• _Prompt_
Write out the records below once more, exactly as they stand.

_ _ _

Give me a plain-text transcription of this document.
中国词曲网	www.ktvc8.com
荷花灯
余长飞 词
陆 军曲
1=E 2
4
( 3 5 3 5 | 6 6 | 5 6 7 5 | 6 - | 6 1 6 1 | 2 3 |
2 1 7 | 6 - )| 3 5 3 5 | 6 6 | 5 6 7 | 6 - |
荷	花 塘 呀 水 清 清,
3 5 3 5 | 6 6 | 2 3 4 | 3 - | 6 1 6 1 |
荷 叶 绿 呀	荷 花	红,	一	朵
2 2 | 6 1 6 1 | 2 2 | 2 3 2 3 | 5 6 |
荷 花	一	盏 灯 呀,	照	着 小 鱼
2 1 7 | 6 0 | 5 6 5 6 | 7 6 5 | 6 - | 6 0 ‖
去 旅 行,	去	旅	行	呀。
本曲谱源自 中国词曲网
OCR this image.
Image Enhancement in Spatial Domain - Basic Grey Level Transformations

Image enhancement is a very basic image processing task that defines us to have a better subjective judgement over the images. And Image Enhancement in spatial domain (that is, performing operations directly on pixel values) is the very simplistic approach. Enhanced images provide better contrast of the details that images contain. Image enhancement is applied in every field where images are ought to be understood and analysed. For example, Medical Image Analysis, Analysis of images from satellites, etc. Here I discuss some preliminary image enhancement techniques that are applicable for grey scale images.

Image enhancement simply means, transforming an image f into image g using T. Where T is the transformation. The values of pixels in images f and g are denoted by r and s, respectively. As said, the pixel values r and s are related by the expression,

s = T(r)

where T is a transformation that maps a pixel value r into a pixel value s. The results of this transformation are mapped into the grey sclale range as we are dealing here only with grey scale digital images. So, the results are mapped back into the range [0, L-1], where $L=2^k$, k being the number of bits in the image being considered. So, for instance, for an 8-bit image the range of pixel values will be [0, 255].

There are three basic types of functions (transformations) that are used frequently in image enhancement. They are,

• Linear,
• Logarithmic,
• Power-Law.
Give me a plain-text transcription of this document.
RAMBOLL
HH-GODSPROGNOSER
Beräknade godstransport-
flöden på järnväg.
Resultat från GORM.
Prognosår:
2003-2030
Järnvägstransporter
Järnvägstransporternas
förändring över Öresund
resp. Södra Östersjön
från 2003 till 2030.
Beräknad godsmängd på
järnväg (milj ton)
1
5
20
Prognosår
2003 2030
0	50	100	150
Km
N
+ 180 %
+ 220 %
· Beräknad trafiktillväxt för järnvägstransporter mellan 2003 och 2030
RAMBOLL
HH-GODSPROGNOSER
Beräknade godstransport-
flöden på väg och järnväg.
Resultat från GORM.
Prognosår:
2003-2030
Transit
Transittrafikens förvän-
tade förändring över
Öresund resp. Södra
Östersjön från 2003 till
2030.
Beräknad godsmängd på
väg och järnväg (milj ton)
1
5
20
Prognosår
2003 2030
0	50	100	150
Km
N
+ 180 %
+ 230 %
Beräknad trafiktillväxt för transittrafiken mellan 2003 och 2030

_ _ _

• _Task answer_
Give me a plain-text transcription of this document.
中国词曲网	www.ktvc8.com
荷花灯
余长飞 词
陆 军曲
1=E 2
4
( 3 5 3 5 | 6 6 | 5 6 7 5 | 6 - | 6 1 6 1 | 2 3 |
2 1 7 | 6 - )| 3 5 3 5 | 6 6 | 5 6 7 | 6 - |
荷	花 塘 呀 水 清 清,
3 5 3 5 | 6 6 | 2 3 4 | 3 - | 6 1 6 1 |
荷 叶 绿 呀	荷 花	红,	一	朵
2 2 | 6 1 6 1 | 2 2 | 2 3 2 3 | 5 6 |
荷 花	一	盏 灯 呀,	照	着 小 鱼
2 1 7 | 6 0 | 5 6 5 6 | 7 6 5 | 6 - | 6 0 ‖
去 旅 行,	去	旅	行	呀。
本曲谱源自 中国词曲网
OCR this image.
Image Enhancement in Spatial Domain - Basic Grey Level Transformations

Image enhancement is a very basic image processing task that defines us to have a better subjective judgement over the images. And Image Enhancement in spatial domain (that is, performing operations directly on pixel values) is the very simplistic approach. Enhanced images provide better contrast of the details that images contain. Image enhancement is applied in every field where images are ought to be understood and analysed. For example, Medical Image Analysis, Analysis of images from satellites, etc. Here I discuss some preliminary image enhancement techniques that are applicable for grey scale images.

Image enhancement simply means, transforming an image f into image g using T. Where T is the transformation. The values of pixels in images f and g are denoted by r and s, respectively. As said, the pixel values r and s are related by the expression,

s = T(r)

where T is a transformation that maps a pixel value r into a pixel value s. The results of this transformation are mapped into the grey sclale range as we are dealing here only with grey scale digital images. So, the results are mapped back into the range [0, L-1], where $L=2^k$, k being the number of bits in the image being considered. So, for instance, for an 8-bit image the range of pixel values will be [0, 255].

There are three basic types of functions (transformations) that are used frequently in image enhancement. They are,

• Linear,
• Logarithmic,
• Power-Law.
Give me a plain-text transcription of this document.
RAMBOLL
HH-GODSPROGNOSER
Beräknade godstransport-
flöden på järnväg.
Resultat från GORM.
Prognosår:
2003-2030
Järnvägstransporter
Järnvägstransporternas
förändring över Öresund
resp. Södra Östersjön
från 2003 till 2030.
Beräknad godsmängd på
järnväg (milj ton)
1
5
20
Prognosår
2003 2030
0	50	100	150
Km
N
+ 180 %
+ 220 %
· Beräknad trafiktillväxt för järnvägstransporter mellan 2003 och 2030
RAMBOLL
HH-GODSPROGNOSER
Beräknade godstransport-
flöden på väg och järnväg.
Resultat från GORM.
Prognosår:
2003-2030
Transit
Transittrafikens förvän-
tade förändring över
Öresund resp. Södra
Östersjön från 2003 till
2030.
Beräknad godsmängd på
väg och järnväg (milj ton)
1
5
20
Prognosår
2003 2030
0	50	100	150
Km
N
+ 180 %
+ 230 %
Beräknad trafiktillväxt för transittrafiken mellan 2003 och 2030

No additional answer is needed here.